====== Records provided

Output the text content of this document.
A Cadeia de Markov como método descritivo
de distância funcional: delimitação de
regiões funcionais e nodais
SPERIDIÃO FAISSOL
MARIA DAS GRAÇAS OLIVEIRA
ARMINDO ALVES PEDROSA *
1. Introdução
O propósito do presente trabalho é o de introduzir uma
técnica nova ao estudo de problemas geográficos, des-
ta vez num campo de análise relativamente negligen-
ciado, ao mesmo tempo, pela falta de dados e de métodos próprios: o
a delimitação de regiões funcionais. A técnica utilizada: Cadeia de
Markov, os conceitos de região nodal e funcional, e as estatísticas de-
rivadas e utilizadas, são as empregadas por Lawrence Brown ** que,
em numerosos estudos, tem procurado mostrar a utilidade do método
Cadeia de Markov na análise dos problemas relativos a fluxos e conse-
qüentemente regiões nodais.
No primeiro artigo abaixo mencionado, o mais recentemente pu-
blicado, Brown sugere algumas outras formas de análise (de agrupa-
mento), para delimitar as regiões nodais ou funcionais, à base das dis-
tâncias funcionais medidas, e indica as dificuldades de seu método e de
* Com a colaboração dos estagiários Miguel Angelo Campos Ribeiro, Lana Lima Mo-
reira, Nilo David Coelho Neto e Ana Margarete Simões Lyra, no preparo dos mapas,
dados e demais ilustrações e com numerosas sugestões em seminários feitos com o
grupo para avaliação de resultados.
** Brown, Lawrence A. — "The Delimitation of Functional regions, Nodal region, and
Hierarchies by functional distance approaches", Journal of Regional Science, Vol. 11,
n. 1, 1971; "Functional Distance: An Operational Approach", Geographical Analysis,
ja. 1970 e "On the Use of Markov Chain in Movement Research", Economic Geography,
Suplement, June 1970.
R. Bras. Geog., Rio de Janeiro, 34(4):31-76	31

============

Restate the whole listing exactly.

Solution to this problem.
Output the text content of this document.
A Cadeia de Markov como método descritivo
de distância funcional: delimitação de
regiões funcionais e nodais
SPERIDIÃO FAISSOL
MARIA DAS GRAÇAS OLIVEIRA
ARMINDO ALVES PEDROSA *
1. Introdução
O propósito do presente trabalho é o de introduzir uma
técnica nova ao estudo de problemas geográficos, des-
ta vez num campo de análise relativamente negligen-
ciado, ao mesmo tempo, pela falta de dados e de métodos próprios: o
a delimitação de regiões funcionais. A técnica utilizada: Cadeia de
Markov, os conceitos de região nodal e funcional, e as estatísticas de-
rivadas e utilizadas, são as empregadas por Lawrence Brown ** que,
em numerosos estudos, tem procurado mostrar a utilidade do método
Cadeia de Markov na análise dos problemas relativos a fluxos e conse-
qüentemente regiões nodais.
No primeiro artigo abaixo mencionado, o mais recentemente pu-
blicado, Brown sugere algumas outras formas de análise (de agrupa-
mento), para delimitar as regiões nodais ou funcionais, à base das dis-
tâncias funcionais medidas, e indica as dificuldades de seu método e de
* Com a colaboração dos estagiários Miguel Angelo Campos Ribeiro, Lana Lima Mo-
reira, Nilo David Coelho Neto e Ana Margarete Simões Lyra, no preparo dos mapas,
dados e demais ilustrações e com numerosas sugestões em seminários feitos com o
grupo para avaliação de resultados.
** Brown, Lawrence A. — "The Delimitation of Functional regions, Nodal region, and
Hierarchies by functional distance approaches", Journal of Regional Science, Vol. 11,
n. 1, 1971; "Functional Distance: An Operational Approach", Geographical Analysis,
ja. 1970 e "On the Use of Markov Chain in Movement Research", Economic Geography,
Suplement, June 1970.
R. Bras. Geog., Rio de Janeiro, 34(4):31-76	31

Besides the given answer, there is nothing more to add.